Where a line contains the word "legend", copy that line.

Records from a collection:

┄┄┄┄┄┄┄┄┄┄┄┄┄┄┄┄┄┄┄┄

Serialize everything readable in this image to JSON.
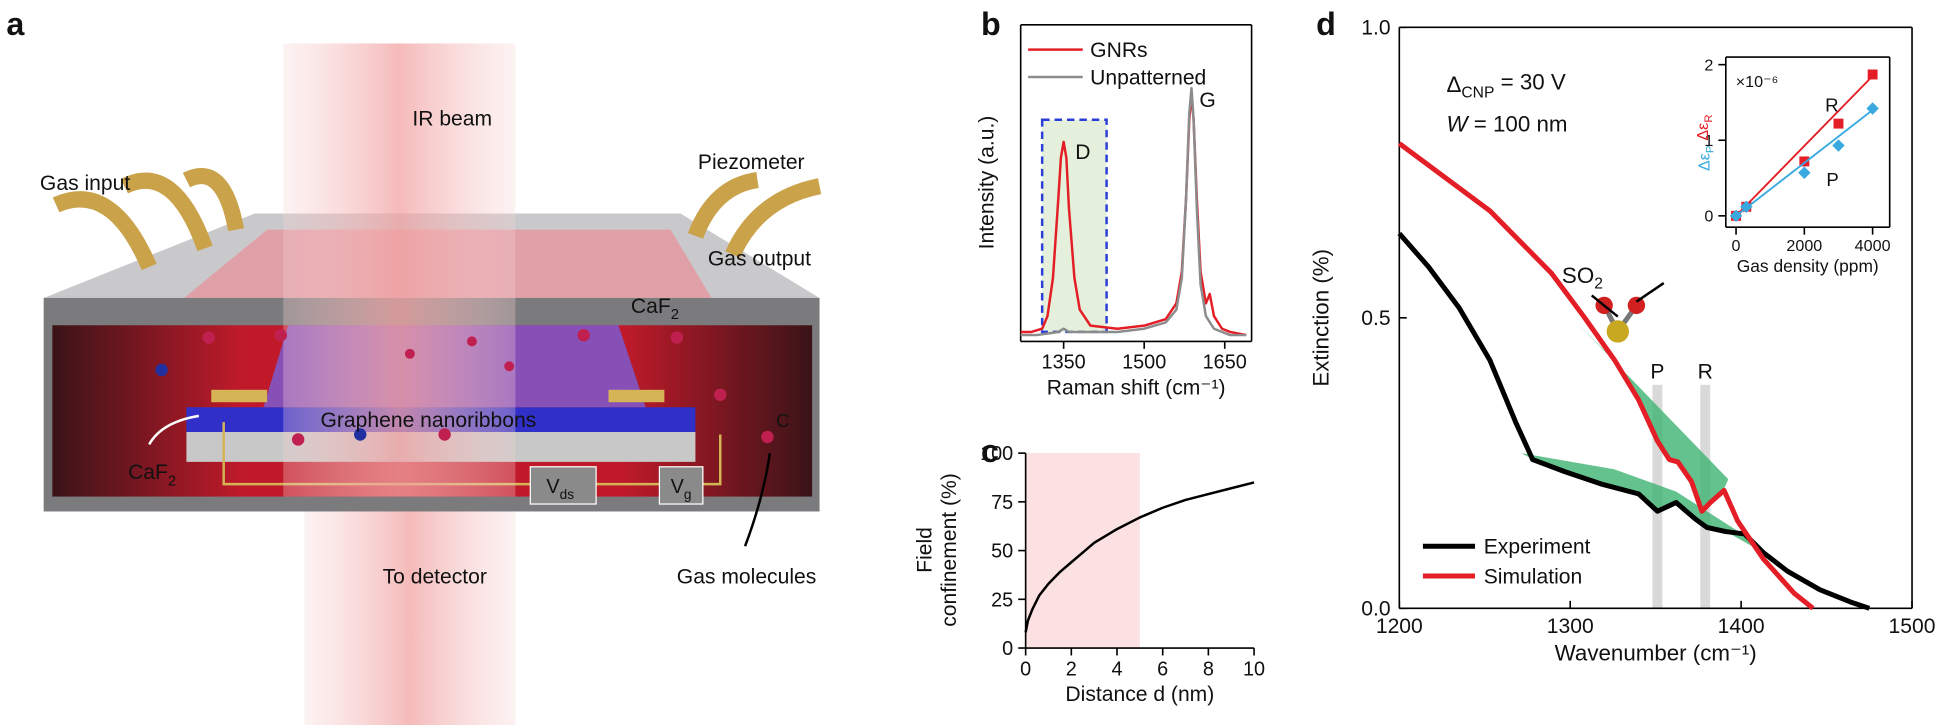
{
  "panel_labels": [
    "a",
    "b",
    "c",
    "d"
  ],
  "schematic": {
    "ir_beam": "IR beam",
    "gas_input": "Gas input",
    "piezometer": "Piezometer",
    "gas_output": "Gas output",
    "caf2_top": {
      "text": "CaF",
      "sub": "2"
    },
    "nanoribbons": "Graphene nanoribbons",
    "caf2_left": {
      "text": "CaF",
      "sub": "2"
    },
    "vds": {
      "text": "V",
      "sub": "ds"
    },
    "vg": {
      "text": "V",
      "sub": "g"
    },
    "to_detector": "To detector",
    "gas_molecules": "Gas molecules",
    "c_label": "C"
  },
  "chart_data": [
    {
      "type": "line",
      "xlabel": "Raman shift (cm⁻¹)",
      "ylabel": "Intensity (a.u.)",
      "xlim": [
        1270,
        1700
      ],
      "xticks": [
        1350,
        1500,
        1650
      ],
      "ylim": [
        0,
        1
      ],
      "highlight": {
        "xlim": [
          1310,
          1430
        ],
        "ylim": [
          0.03,
          0.7
        ],
        "color": "#2b3fd6"
      },
      "peak_labels": [
        "D",
        "G"
      ],
      "legend": "upper left",
      "series": [
        {
          "name": "GNRs",
          "color": "#e41e26",
          "x": [
            1270,
            1290,
            1310,
            1320,
            1330,
            1340,
            1345,
            1350,
            1355,
            1360,
            1370,
            1380,
            1400,
            1450,
            1500,
            1540,
            1560,
            1570,
            1578,
            1584,
            1588,
            1592,
            1598,
            1605,
            1615,
            1622,
            1630,
            1645,
            1660,
            1690
          ],
          "values": [
            0.03,
            0.03,
            0.04,
            0.08,
            0.2,
            0.45,
            0.58,
            0.63,
            0.58,
            0.42,
            0.2,
            0.1,
            0.05,
            0.04,
            0.05,
            0.07,
            0.12,
            0.22,
            0.45,
            0.7,
            0.78,
            0.7,
            0.45,
            0.22,
            0.12,
            0.15,
            0.08,
            0.04,
            0.03,
            0.02
          ]
        },
        {
          "name": "Unpatterned",
          "color": "#8c8c8c",
          "x": [
            1270,
            1300,
            1340,
            1350,
            1360,
            1400,
            1450,
            1500,
            1540,
            1560,
            1570,
            1578,
            1584,
            1588,
            1592,
            1598,
            1605,
            1615,
            1630,
            1660,
            1690
          ],
          "values": [
            0.02,
            0.02,
            0.03,
            0.04,
            0.03,
            0.03,
            0.03,
            0.04,
            0.06,
            0.1,
            0.2,
            0.45,
            0.72,
            0.8,
            0.7,
            0.42,
            0.18,
            0.08,
            0.04,
            0.02,
            0.02
          ]
        }
      ]
    },
    {
      "type": "line",
      "xlabel": "Distance d (nm)",
      "ylabel": [
        "Field",
        "confinement (%)"
      ],
      "xlim": [
        0,
        10
      ],
      "xticks": [
        0,
        2,
        4,
        6,
        8,
        10
      ],
      "ylim": [
        0,
        100
      ],
      "yticks": [
        0,
        25,
        50,
        75,
        100
      ],
      "shade": [
        0,
        5
      ],
      "series": [
        {
          "color": "#000000",
          "x": [
            0,
            0.1,
            0.3,
            0.6,
            1,
            1.5,
            2,
            2.5,
            3,
            4,
            5,
            6,
            7,
            8,
            9,
            10
          ],
          "values": [
            8,
            14,
            20,
            27,
            33,
            39,
            44,
            49,
            54,
            61,
            67,
            72,
            76,
            79,
            82,
            85
          ]
        }
      ]
    },
    {
      "type": "line",
      "xlabel": "Wavenumber (cm⁻¹)",
      "ylabel": "Extinction (%)",
      "xlim": [
        1200,
        1500
      ],
      "xticks": [
        1200,
        1300,
        1400,
        1500
      ],
      "ylim": [
        0,
        1
      ],
      "yticks": [
        {
          "value": 0,
          "label": "0.0"
        },
        {
          "value": 0.5,
          "label": "0.5"
        },
        {
          "value": 1,
          "label": "1.0"
        }
      ],
      "legend": "lower left",
      "annotations": {
        "delta": {
          "text": "Δ",
          "sub": "CNP",
          "rest": " = 30 V"
        },
        "width": {
          "text": "W",
          "rest": " = 100 nm"
        },
        "molecule": {
          "text": "SO",
          "sub": "2"
        }
      },
      "bands": [
        {
          "label": "P",
          "x": 1351,
          "color": "#39a9e0"
        },
        {
          "label": "R",
          "x": 1379,
          "color": "#e41e26"
        }
      ],
      "series": [
        {
          "name": "Experiment",
          "color": "#000000",
          "x": [
            1200,
            1217,
            1235,
            1253,
            1268,
            1278,
            1297,
            1318,
            1340,
            1351,
            1362,
            1373,
            1380,
            1391,
            1402,
            1413,
            1427,
            1446,
            1464,
            1475
          ],
          "values": [
            0.645,
            0.588,
            0.517,
            0.427,
            0.321,
            0.256,
            0.235,
            0.214,
            0.197,
            0.167,
            0.182,
            0.154,
            0.139,
            0.132,
            0.128,
            0.096,
            0.064,
            0.032,
            0.011,
            0
          ]
        },
        {
          "name": "Simulation",
          "color": "#e41e26",
          "x": [
            1200,
            1253,
            1289,
            1308,
            1326,
            1340,
            1351,
            1358,
            1363,
            1371,
            1377,
            1382,
            1390,
            1398,
            1413,
            1431,
            1442
          ],
          "values": [
            0.8,
            0.684,
            0.577,
            0.502,
            0.427,
            0.359,
            0.288,
            0.256,
            0.252,
            0.218,
            0.167,
            0.182,
            0.203,
            0.15,
            0.085,
            0.026,
            0
          ]
        }
      ]
    },
    {
      "type": "scatter",
      "xlabel": "Gas density (ppm)",
      "ylabel": [
        {
          "text": "Δε",
          "sub": "P",
          "color": "#39a9e0"
        },
        {
          "text": "Δε",
          "sub": "R",
          "color": "#e41e26"
        }
      ],
      "multiplier": "×10⁻⁶",
      "xlim": [
        -300,
        4500
      ],
      "xticks": [
        0,
        2000,
        4000
      ],
      "ylim": [
        -0.15,
        2.1
      ],
      "yticks": [
        0,
        1,
        2
      ],
      "fit_x": [
        0,
        4000
      ],
      "series": [
        {
          "name": "R",
          "color": "#e41e26",
          "marker": "square",
          "x": [
            0,
            300,
            2000,
            3000,
            4000
          ],
          "values": [
            0,
            0.12,
            0.72,
            1.22,
            1.87
          ],
          "fit": [
            0,
            1.85
          ]
        },
        {
          "name": "P",
          "color": "#39a9e0",
          "marker": "diamond",
          "x": [
            0,
            300,
            2000,
            3000,
            4000
          ],
          "values": [
            0,
            0.12,
            0.57,
            0.93,
            1.42
          ],
          "fit": [
            0,
            1.4
          ]
        }
      ]
    }
  ]
}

┄┄┄┄┄┄┄┄┄┄┄┄┄┄┄┄┄┄┄┄

Full output:
      "legend": "upper left",
      "legend": "lower left",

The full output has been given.